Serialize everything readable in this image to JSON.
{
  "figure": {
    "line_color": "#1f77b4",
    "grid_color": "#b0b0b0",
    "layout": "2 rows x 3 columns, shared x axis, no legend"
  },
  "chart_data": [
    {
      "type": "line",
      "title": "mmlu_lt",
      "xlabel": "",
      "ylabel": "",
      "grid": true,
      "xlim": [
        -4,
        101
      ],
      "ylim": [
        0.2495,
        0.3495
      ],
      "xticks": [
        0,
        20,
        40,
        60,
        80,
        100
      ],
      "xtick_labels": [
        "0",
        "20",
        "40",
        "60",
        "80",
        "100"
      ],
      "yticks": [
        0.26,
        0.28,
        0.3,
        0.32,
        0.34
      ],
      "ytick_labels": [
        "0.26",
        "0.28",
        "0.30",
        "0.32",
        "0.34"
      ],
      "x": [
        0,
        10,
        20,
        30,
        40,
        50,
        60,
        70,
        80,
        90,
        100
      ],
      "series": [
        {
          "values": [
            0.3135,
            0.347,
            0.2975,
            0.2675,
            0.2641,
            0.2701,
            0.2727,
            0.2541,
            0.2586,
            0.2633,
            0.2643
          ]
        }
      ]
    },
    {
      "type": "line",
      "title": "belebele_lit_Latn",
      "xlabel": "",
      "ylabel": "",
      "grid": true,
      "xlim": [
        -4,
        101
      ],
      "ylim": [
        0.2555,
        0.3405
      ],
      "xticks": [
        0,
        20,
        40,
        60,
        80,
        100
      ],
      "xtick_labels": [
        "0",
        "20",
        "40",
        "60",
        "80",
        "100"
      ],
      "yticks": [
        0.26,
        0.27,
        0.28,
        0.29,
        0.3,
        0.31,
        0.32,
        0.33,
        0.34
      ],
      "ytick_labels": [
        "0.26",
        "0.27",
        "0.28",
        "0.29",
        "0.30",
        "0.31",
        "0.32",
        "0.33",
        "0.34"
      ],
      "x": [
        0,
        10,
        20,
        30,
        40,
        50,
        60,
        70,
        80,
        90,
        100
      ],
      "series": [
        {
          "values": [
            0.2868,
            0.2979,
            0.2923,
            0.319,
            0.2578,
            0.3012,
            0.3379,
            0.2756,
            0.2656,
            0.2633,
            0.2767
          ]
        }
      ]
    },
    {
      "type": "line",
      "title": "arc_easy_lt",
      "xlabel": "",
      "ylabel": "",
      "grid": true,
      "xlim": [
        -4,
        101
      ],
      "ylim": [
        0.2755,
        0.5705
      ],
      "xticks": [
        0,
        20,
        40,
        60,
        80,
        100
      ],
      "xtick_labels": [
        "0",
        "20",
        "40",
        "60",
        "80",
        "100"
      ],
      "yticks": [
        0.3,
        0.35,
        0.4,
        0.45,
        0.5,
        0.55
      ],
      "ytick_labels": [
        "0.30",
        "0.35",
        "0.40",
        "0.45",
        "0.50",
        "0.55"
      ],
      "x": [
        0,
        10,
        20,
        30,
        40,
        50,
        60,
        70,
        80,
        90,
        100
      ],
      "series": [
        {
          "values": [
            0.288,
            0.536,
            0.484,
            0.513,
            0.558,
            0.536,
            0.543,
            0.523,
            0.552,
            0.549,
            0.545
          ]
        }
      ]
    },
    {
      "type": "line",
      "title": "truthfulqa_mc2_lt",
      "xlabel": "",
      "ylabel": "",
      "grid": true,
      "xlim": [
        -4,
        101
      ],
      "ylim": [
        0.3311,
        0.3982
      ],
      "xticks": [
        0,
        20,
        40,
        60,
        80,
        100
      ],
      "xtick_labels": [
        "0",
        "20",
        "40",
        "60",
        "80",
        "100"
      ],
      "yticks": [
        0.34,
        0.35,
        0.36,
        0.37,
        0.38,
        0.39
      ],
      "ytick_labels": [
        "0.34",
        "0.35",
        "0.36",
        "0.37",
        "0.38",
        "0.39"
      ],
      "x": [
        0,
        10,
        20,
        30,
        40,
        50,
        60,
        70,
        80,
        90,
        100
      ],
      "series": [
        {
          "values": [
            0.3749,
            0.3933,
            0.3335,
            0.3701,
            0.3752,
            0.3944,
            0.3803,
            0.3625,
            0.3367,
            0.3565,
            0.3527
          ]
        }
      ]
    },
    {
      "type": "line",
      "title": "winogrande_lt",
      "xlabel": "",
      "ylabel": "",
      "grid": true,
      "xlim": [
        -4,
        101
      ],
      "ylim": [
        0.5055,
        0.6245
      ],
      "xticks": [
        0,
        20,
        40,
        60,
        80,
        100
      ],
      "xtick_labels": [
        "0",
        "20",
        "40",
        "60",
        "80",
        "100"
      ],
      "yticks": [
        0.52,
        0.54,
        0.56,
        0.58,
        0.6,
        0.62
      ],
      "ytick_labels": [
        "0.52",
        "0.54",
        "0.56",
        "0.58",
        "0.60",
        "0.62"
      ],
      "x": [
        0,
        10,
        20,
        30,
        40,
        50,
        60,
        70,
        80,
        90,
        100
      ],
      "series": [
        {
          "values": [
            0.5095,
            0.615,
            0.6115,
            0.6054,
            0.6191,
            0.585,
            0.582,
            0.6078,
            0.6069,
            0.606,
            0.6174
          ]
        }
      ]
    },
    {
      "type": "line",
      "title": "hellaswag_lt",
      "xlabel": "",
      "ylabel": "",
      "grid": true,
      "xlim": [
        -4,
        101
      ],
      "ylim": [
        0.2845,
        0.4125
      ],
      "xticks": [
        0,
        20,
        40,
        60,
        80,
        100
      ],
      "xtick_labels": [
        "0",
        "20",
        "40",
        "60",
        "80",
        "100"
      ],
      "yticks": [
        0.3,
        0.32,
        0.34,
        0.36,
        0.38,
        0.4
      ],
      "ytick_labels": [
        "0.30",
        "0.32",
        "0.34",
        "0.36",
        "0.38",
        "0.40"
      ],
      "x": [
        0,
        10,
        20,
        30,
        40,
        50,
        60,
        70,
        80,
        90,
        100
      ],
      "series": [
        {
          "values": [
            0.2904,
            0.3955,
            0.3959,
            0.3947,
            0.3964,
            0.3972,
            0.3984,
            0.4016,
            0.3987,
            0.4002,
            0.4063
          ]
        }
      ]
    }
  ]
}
_____
▶ Brief: Extract each entry in full, exactly as given.

▶ Final result:
Serialize everything readable in this image to JSON.
{
  "figure": {
    "line_color": "#1f77b4",
    "grid_color": "#b0b0b0",
    "layout": "2 rows x 3 columns, shared x axis, no legend"
  },
  "chart_data": [
    {
      "type": "line",
      "title": "mmlu_lt",
      "xlabel": "",
      "ylabel": "",
      "grid": true,
      "xlim": [
        -4,
        101
      ],
      "ylim": [
        0.2495,
        0.3495
      ],
      "xticks": [
        0,
        20,
        40,
        60,
        80,
        100
      ],
      "xtick_labels": [
        "0",
        "20",
        "40",
        "60",
        "80",
        "100"
      ],
      "yticks": [
        0.26,
        0.28,
        0.3,
        0.32,
        0.34
      ],
      "ytick_labels": [
        "0.26",
        "0.28",
        "0.30",
        "0.32",
        "0.34"
      ],
      "x": [
        0,
        10,
        20,
        30,
        40,
        50,
        60,
        70,
        80,
        90,
        100
      ],
      "series": [
        {
          "values": [
            0.3135,
            0.347,
            0.2975,
            0.2675,
            0.2641,
            0.2701,
            0.2727,
            0.2541,
            0.2586,
            0.2633,
            0.2643
          ]
        }
      ]
    },
    {
      "type": "line",
      "title": "belebele_lit_Latn",
      "xlabel": "",
      "ylabel": "",
      "grid": true,
      "xlim": [
        -4,
        101
      ],
      "ylim": [
        0.2555,
        0.3405
      ],
      "xticks": [
        0,
        20,
        40,
        60,
        80,
        100
      ],
      "xtick_labels": [
        "0",
        "20",
        "40",
        "60",
        "80",
        "100"
      ],
      "yticks": [
        0.26,
        0.27,
        0.28,
        0.29,
        0.3,
        0.31,
        0.32,
        0.33,
        0.34
      ],
      "ytick_labels": [
        "0.26",
        "0.27",
        "0.28",
        "0.29",
        "0.30",
        "0.31",
        "0.32",
        "0.33",
        "0.34"
      ],
      "x": [
        0,
        10,
        20,
        30,
        40,
        50,
        60,
        70,
        80,
        90,
        100
      ],
      "series": [
        {
          "values": [
            0.2868,
            0.2979,
            0.2923,
            0.319,
            0.2578,
            0.3012,
            0.3379,
            0.2756,
            0.2656,
            0.2633,
            0.2767
          ]
        }
      ]
    },
    {
      "type": "line",
      "title": "arc_easy_lt",
      "xlabel": "",
      "ylabel": "",
      "grid": true,
      "xlim": [
        -4,
        101
      ],
      "ylim": [
        0.2755,
        0.5705
      ],
      "xticks": [
        0,
        20,
        40,
        60,
        80,
        100
      ],
      "xtick_labels": [
        "0",
        "20",
        "40",
        "60",
        "80",
        "100"
      ],
      "yticks": [
        0.3,
        0.35,
        0.4,
        0.45,
        0.5,
        0.55
      ],
      "ytick_labels": [
        "0.30",
        "0.35",
        "0.40",
        "0.45",
        "0.50",
        "0.55"
      ],
      "x": [
        0,
        10,
        20,
        30,
        40,
        50,
        60,
        70,
        80,
        90,
        100
      ],
      "series": [
        {
          "values": [
            0.288,
            0.536,
            0.484,
            0.513,
            0.558,
            0.536,
            0.543,
            0.523,
            0.552,
            0.549,
            0.545
          ]
        }
      ]
    },
    {
      "type": "line",
      "title": "truthfulqa_mc2_lt",
      "xlabel": "",
      "ylabel": "",
      "grid": true,
      "xlim": [
        -4,
        101
      ],
      "ylim": [
        0.3311,
        0.3982
      ],
      "xticks": [
        0,
        20,
        40,
        60,
        80,
        100
      ],
      "xtick_labels": [
        "0",
        "20",
        "40",
        "60",
        "80",
        "100"
      ],
      "yticks": [
        0.34,
        0.35,
        0.36,
        0.37,
        0.38,
        0.39
      ],
      "ytick_labels": [
        "0.34",
        "0.35",
        "0.36",
        "0.37",
        "0.38",
        "0.39"
      ],
      "x": [
        0,
        10,
        20,
        30,
        40,
        50,
        60,
        70,
        80,
        90,
        100
      ],
      "series": [
        {
          "values": [
            0.3749,
            0.3933,
            0.3335,
            0.3701,
            0.3752,
            0.3944,
            0.3803,
            0.3625,
            0.3367,
            0.3565,
            0.3527
          ]
        }
      ]
    },
    {
      "type": "line",
      "title": "winogrande_lt",
      "xlabel": "",
      "ylabel": "",
      "grid": true,
      "xlim": [
        -4,
        101
      ],
      "ylim": [
        0.5055,
        0.6245
      ],
      "xticks": [
        0,
        20,
        40,
        60,
        80,
        100
      ],
      "xtick_labels": [
        "0",
        "20",
        "40",
        "60",
        "80",
        "100"
      ],
      "yticks": [
        0.52,
        0.54,
        0.56,
        0.58,
        0.6,
        0.62
      ],
      "ytick_labels": [
        "0.52",
        "0.54",
        "0.56",
        "0.58",
        "0.60",
        "0.62"
      ],
      "x": [
        0,
        10,
        20,
        30,
        40,
        50,
        60,
        70,
        80,
        90,
        100
      ],
      "series": [
        {
          "values": [
            0.5095,
            0.615,
            0.6115,
            0.6054,
            0.6191,
            0.585,
            0.582,
            0.6078,
            0.6069,
            0.606,
            0.6174
          ]
        }
      ]
    },
    {
      "type": "line",
      "title": "hellaswag_lt",
      "xlabel": "",
      "ylabel": "",
      "grid": true,
      "xlim": [
        -4,
        101
      ],
      "ylim": [
        0.2845,
        0.4125
      ],
      "xticks": [
        0,
        20,
        40,
        60,
        80,
        100
      ],
      "xtick_labels": [
        "0",
        "20",
        "40",
        "60",
        "80",
        "100"
      ],
      "yticks": [
        0.3,
        0.32,
        0.34,
        0.36,
        0.38,
        0.4
      ],
      "ytick_labels": [
        "0.30",
        "0.32",
        "0.34",
        "0.36",
        "0.38",
        "0.40"
      ],
      "x": [
        0,
        10,
        20,
        30,
        40,
        50,
        60,
        70,
        80,
        90,
        100
      ],
      "series": [
        {
          "values": [
            0.2904,
            0.3955,
            0.3959,
            0.3947,
            0.3964,
            0.3972,
            0.3984,
            0.4016,
            0.3987,
            0.4002,
            0.4063
          ]
        }
      ]
    }
  ]
}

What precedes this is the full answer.